THE EXERCISE: Transcribe the material verbatim in full; the pictures do not belong in the copy.

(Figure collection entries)
----
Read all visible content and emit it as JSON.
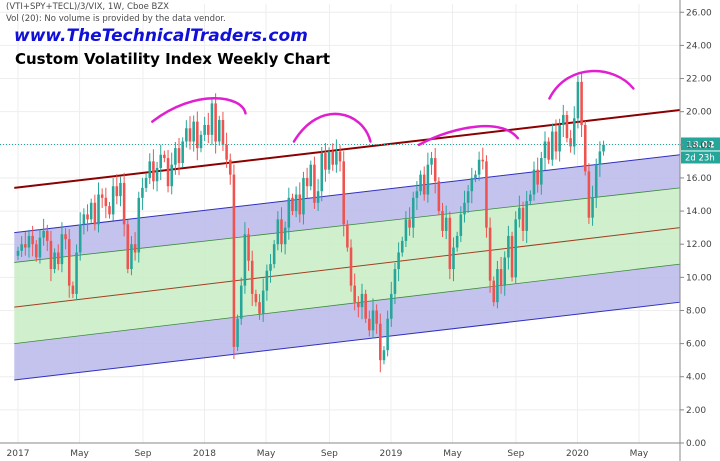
{
  "header": {
    "symbol_line": "(VTI+SPY+TECL)/3/VIX, 1W, Cboe BZX",
    "volume_line": "Vol (20): No volume is provided by the data vendor."
  },
  "watermark": "www.TheTechnicalTraders.com",
  "title": "Custom Volatility Index Weekly Chart",
  "colors": {
    "up_candle": "#26a69a",
    "down_candle": "#ef5350",
    "upper_band_fill": "#b8b8ea",
    "inner_band_fill": "#c8ecc4",
    "resistance_line": "#8b0000",
    "channel_line": "#3030c0",
    "mid_line": "#a04020",
    "arc": "#e020d0",
    "price_line": "#26a69a",
    "price_label": "#26a69a"
  },
  "chart_data": {
    "type": "candlestick",
    "title": "Custom Volatility Index Weekly Chart",
    "x_start": "2017-01",
    "x_end": "2020-07",
    "x_ticks": [
      {
        "label": "2017",
        "date": 2017.0
      },
      {
        "label": "May",
        "date": 2017.33
      },
      {
        "label": "Sep",
        "date": 2017.67
      },
      {
        "label": "2018",
        "date": 2018.0
      },
      {
        "label": "May",
        "date": 2018.33
      },
      {
        "label": "Sep",
        "date": 2018.67
      },
      {
        "label": "2019",
        "date": 2019.0
      },
      {
        "label": "May",
        "date": 2019.33
      },
      {
        "label": "Sep",
        "date": 2019.67
      },
      {
        "label": "2020",
        "date": 2020.0
      },
      {
        "label": "May",
        "date": 2020.33
      }
    ],
    "y_ticks": [
      "0.00",
      "2.00",
      "4.00",
      "6.00",
      "8.00",
      "10.00",
      "12.00",
      "14.00",
      "16.00",
      "18.00",
      "20.00",
      "22.00",
      "24.00",
      "26.00"
    ],
    "ylim": [
      0,
      26.5
    ],
    "last_price": 18.02,
    "last_price_label": "18.02",
    "countdown_label": "2d 23h",
    "closes": [
      11.6,
      12.0,
      11.8,
      12.5,
      12.0,
      11.2,
      12.4,
      12.8,
      12.2,
      10.5,
      11.5,
      10.8,
      12.6,
      12.3,
      9.5,
      9.0,
      11.5,
      13.2,
      13.8,
      13.5,
      14.5,
      13.2,
      15.0,
      14.8,
      14.3,
      13.8,
      15.5,
      14.9,
      15.7,
      13.2,
      10.5,
      12.0,
      11.5,
      14.8,
      15.4,
      16.0,
      17.0,
      15.8,
      16.6,
      17.4,
      17.2,
      15.5,
      16.8,
      17.8,
      16.9,
      18.2,
      19.0,
      18.2,
      19.4,
      17.8,
      18.6,
      19.2,
      18.6,
      20.5,
      18.2,
      19.5,
      18.0,
      17.1,
      16.2,
      5.8,
      7.5,
      9.5,
      12.6,
      11.0,
      9.0,
      8.5,
      7.8,
      9.2,
      10.4,
      10.8,
      12.0,
      13.5,
      12.0,
      13.0,
      14.8,
      14.0,
      15.0,
      13.8,
      16.0,
      15.5,
      16.8,
      14.5,
      15.2,
      17.5,
      16.5,
      17.6,
      16.8,
      17.6,
      17.0,
      13.2,
      11.8,
      9.5,
      8.5,
      8.2,
      9.0,
      7.5,
      6.8,
      8.0,
      7.2,
      5.0,
      5.6,
      7.5,
      9.0,
      10.5,
      11.5,
      12.2,
      13.5,
      13.0,
      14.8,
      15.2,
      16.2,
      15.0,
      16.8,
      17.2,
      15.8,
      14.0,
      12.8,
      13.6,
      10.5,
      11.8,
      12.5,
      13.8,
      14.5,
      15.2,
      16.0,
      16.2,
      17.1,
      17.0,
      13.0,
      9.8,
      8.5,
      10.5,
      9.5,
      11.2,
      12.5,
      10.0,
      13.5,
      14.2,
      12.8,
      14.6,
      15.0,
      16.5,
      15.6,
      17.2,
      18.2,
      17.1,
      18.8,
      17.6,
      19.2,
      19.8,
      18.4,
      17.9,
      19.6,
      21.8,
      19.2,
      16.4,
      13.6,
      14.8,
      16.8,
      17.6,
      18.0
    ]
  }
}
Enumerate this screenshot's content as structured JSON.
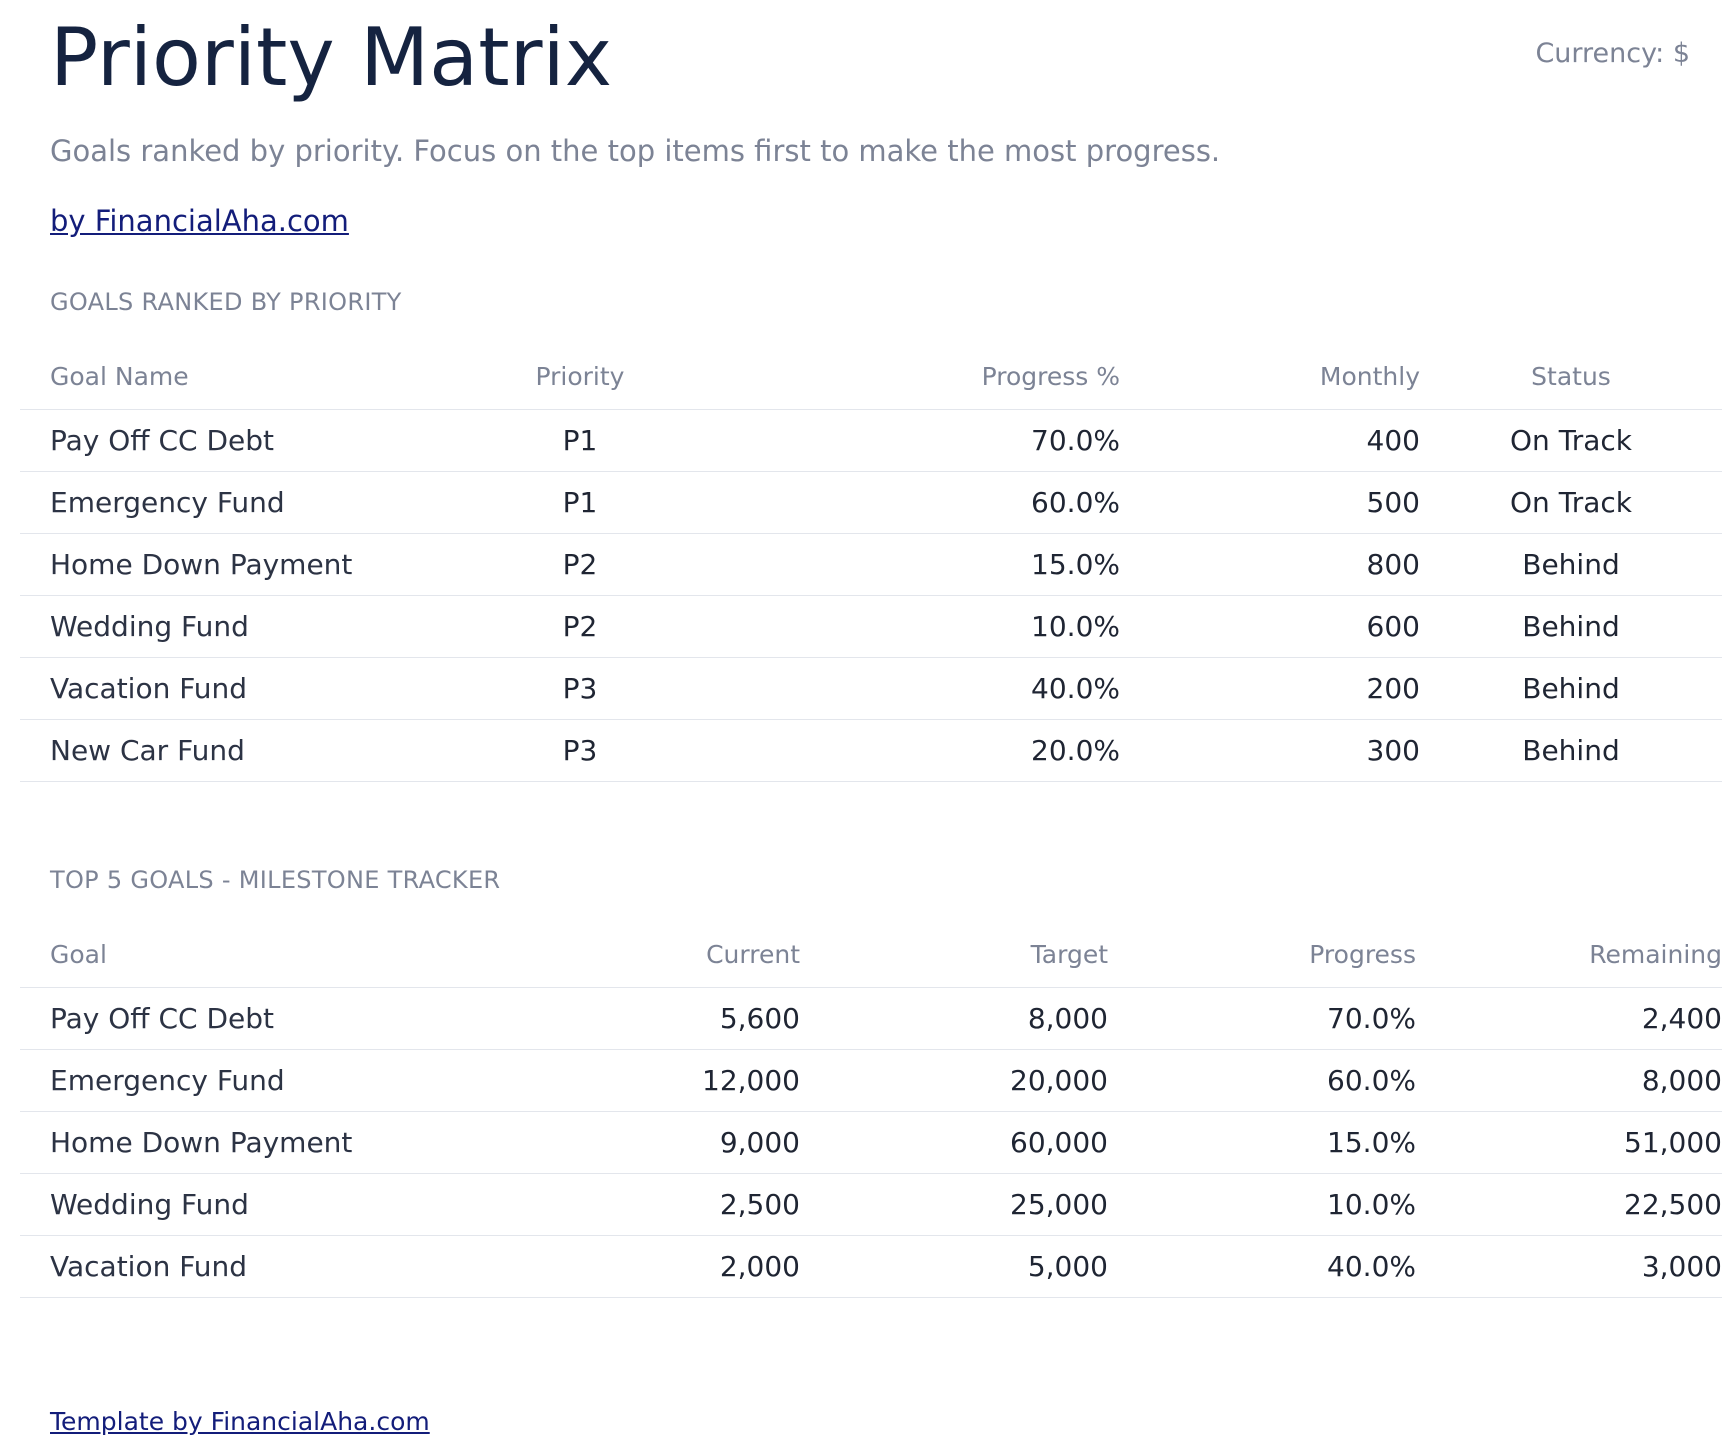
{
  "header": {
    "title": "Priority Matrix",
    "currency": "Currency: $",
    "subtitle": "Goals ranked by priority. Focus on the top items first to make the most progress.",
    "brand_link": "by FinancialAha.com"
  },
  "priority_table": {
    "section_label": "GOALS RANKED BY PRIORITY",
    "columns": [
      "Goal Name",
      "Priority",
      "Progress %",
      "Monthly",
      "Status"
    ],
    "rows": [
      [
        "Pay Off CC Debt",
        "P1",
        "70.0%",
        "400",
        "On Track"
      ],
      [
        "Emergency Fund",
        "P1",
        "60.0%",
        "500",
        "On Track"
      ],
      [
        "Home Down Payment",
        "P2",
        "15.0%",
        "800",
        "Behind"
      ],
      [
        "Wedding Fund",
        "P2",
        "10.0%",
        "600",
        "Behind"
      ],
      [
        "Vacation Fund",
        "P3",
        "40.0%",
        "200",
        "Behind"
      ],
      [
        "New Car Fund",
        "P3",
        "20.0%",
        "300",
        "Behind"
      ]
    ]
  },
  "milestone_table": {
    "section_label": "TOP 5 GOALS - MILESTONE TRACKER",
    "columns": [
      "Goal",
      "Current",
      "Target",
      "Progress",
      "Remaining"
    ],
    "rows": [
      [
        "Pay Off CC Debt",
        "5,600",
        "8,000",
        "70.0%",
        "2,400"
      ],
      [
        "Emergency Fund",
        "12,000",
        "20,000",
        "60.0%",
        "8,000"
      ],
      [
        "Home Down Payment",
        "9,000",
        "60,000",
        "15.0%",
        "51,000"
      ],
      [
        "Wedding Fund",
        "2,500",
        "25,000",
        "10.0%",
        "22,500"
      ],
      [
        "Vacation Fund",
        "2,000",
        "5,000",
        "40.0%",
        "3,000"
      ]
    ]
  },
  "footer": {
    "link": "Template by FinancialAha.com"
  }
}
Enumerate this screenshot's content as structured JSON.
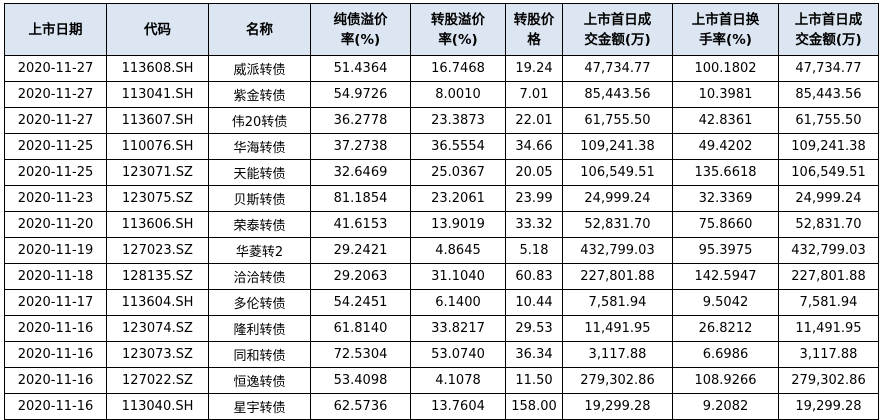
----
ANSWER TO THIS TASK:
Read all visible content and emit it as JSON.
{
  "header": {
    "symbol_line": "(VTI+SPY+TECL)/3/VIX, 1W, Cboe BZX",
    "volume_line": "Vol (20): No volume is provided by the data vendor."
  },
  "watermark": "www.TheTechnicalTraders.com",
  "title": "Custom Volatility Index Weekly Chart",
  "colors": {
    "up_candle": "#26a69a",
    "down_candle": "#ef5350",
    "upper_band_fill": "#b8b8ea",
    "inner_band_fill": "#c8ecc4",
    "resistance_line": "#8b0000",
    "channel_line": "#3030c0",
    "mid_line": "#a04020",
    "arc": "#e020d0",
    "price_line": "#26a69a",
    "price_label": "#26a69a"
  },
  "chart_data": {
    "type": "candlestick",
    "title": "Custom Volatility Index Weekly Chart",
    "x_start": "2017-01",
    "x_end": "2020-07",
    "x_ticks": [
      {
        "label": "2017",
        "date": 2017.0
      },
      {
        "label": "May",
        "date": 2017.33
      },
      {
        "label": "Sep",
        "date": 2017.67
      },
      {
        "label": "2018",
        "date": 2018.0
      },
      {
        "label": "May",
        "date": 2018.33
      },
      {
        "label": "Sep",
        "date": 2018.67
      },
      {
        "label": "2019",
        "date": 2019.0
      },
      {
        "label": "May",
        "date": 2019.33
      },
      {
        "label": "Sep",
        "date": 2019.67
      },
      {
        "label": "2020",
        "date": 2020.0
      },
      {
        "label": "May",
        "date": 2020.33
      }
    ],
    "y_ticks": [
      "0.00",
      "2.00",
      "4.00",
      "6.00",
      "8.00",
      "10.00",
      "12.00",
      "14.00",
      "16.00",
      "18.00",
      "20.00",
      "22.00",
      "24.00",
      "26.00"
    ],
    "ylim": [
      0,
      26.5
    ],
    "last_price": 18.02,
    "last_price_label": "18.02",
    "countdown_label": "2d 23h",
    "closes": [
      11.6,
      12.0,
      11.8,
      12.5,
      12.0,
      11.2,
      12.4,
      12.8,
      12.2,
      10.5,
      11.5,
      10.8,
      12.6,
      12.3,
      9.5,
      9.0,
      11.5,
      13.2,
      13.8,
      13.5,
      14.5,
      13.2,
      15.0,
      14.8,
      14.3,
      13.8,
      15.5,
      14.9,
      15.7,
      13.2,
      10.5,
      12.0,
      11.5,
      14.8,
      15.4,
      16.0,
      17.0,
      15.8,
      16.6,
      17.4,
      17.2,
      15.5,
      16.8,
      17.8,
      16.9,
      18.2,
      19.0,
      18.2,
      19.4,
      17.8,
      18.6,
      19.2,
      18.6,
      20.5,
      18.2,
      19.5,
      18.0,
      17.1,
      16.2,
      5.8,
      7.5,
      9.5,
      12.6,
      11.0,
      9.0,
      8.5,
      7.8,
      9.2,
      10.4,
      10.8,
      12.0,
      13.5,
      12.0,
      13.0,
      14.8,
      14.0,
      15.0,
      13.8,
      16.0,
      15.5,
      16.8,
      14.5,
      15.2,
      17.5,
      16.5,
      17.6,
      16.8,
      17.6,
      17.0,
      13.2,
      11.8,
      9.5,
      8.5,
      8.2,
      9.0,
      7.5,
      6.8,
      8.0,
      7.2,
      5.0,
      5.6,
      7.5,
      9.0,
      10.5,
      11.5,
      12.2,
      13.5,
      13.0,
      14.8,
      15.2,
      16.2,
      15.0,
      16.8,
      17.2,
      15.8,
      14.0,
      12.8,
      13.6,
      10.5,
      11.8,
      12.5,
      13.8,
      14.5,
      15.2,
      16.0,
      16.2,
      17.1,
      17.0,
      13.0,
      9.8,
      8.5,
      10.5,
      9.5,
      11.2,
      12.5,
      10.0,
      13.5,
      14.2,
      12.8,
      14.6,
      15.0,
      16.5,
      15.6,
      17.2,
      18.2,
      17.1,
      18.8,
      17.6,
      19.2,
      19.8,
      18.4,
      17.9,
      19.6,
      21.8,
      19.2,
      16.4,
      13.6,
      14.8,
      16.8,
      17.6,
      18.0
    ]
  }
}
Enumerate this screenshot's content as structured JSON.
{
  "header": {
    "title": "Priority Matrix",
    "currency": "Currency: $",
    "subtitle": "Goals ranked by priority. Focus on the top items first to make the most progress.",
    "brand_link": "by FinancialAha.com"
  },
  "priority_table": {
    "section_label": "GOALS RANKED BY PRIORITY",
    "columns": [
      "Goal Name",
      "Priority",
      "Progress %",
      "Monthly",
      "Status"
    ],
    "rows": [
      [
        "Pay Off CC Debt",
        "P1",
        "70.0%",
        "400",
        "On Track"
      ],
      [
        "Emergency Fund",
        "P1",
        "60.0%",
        "500",
        "On Track"
      ],
      [
        "Home Down Payment",
        "P2",
        "15.0%",
        "800",
        "Behind"
      ],
      [
        "Wedding Fund",
        "P2",
        "10.0%",
        "600",
        "Behind"
      ],
      [
        "Vacation Fund",
        "P3",
        "40.0%",
        "200",
        "Behind"
      ],
      [
        "New Car Fund",
        "P3",
        "20.0%",
        "300",
        "Behind"
      ]
    ]
  },
  "milestone_table": {
    "section_label": "TOP 5 GOALS - MILESTONE TRACKER",
    "columns": [
      "Goal",
      "Current",
      "Target",
      "Progress",
      "Remaining"
    ],
    "rows": [
      [
        "Pay Off CC Debt",
        "5,600",
        "8,000",
        "70.0%",
        "2,400"
      ],
      [
        "Emergency Fund",
        "12,000",
        "20,000",
        "60.0%",
        "8,000"
      ],
      [
        "Home Down Payment",
        "9,000",
        "60,000",
        "15.0%",
        "51,000"
      ],
      [
        "Wedding Fund",
        "2,500",
        "25,000",
        "10.0%",
        "22,500"
      ],
      [
        "Vacation Fund",
        "2,000",
        "5,000",
        "40.0%",
        "3,000"
      ]
    ]
  },
  "footer": {
    "link": "Template by FinancialAha.com"
  }
}
Enumerate this screenshot's content as structured JSON.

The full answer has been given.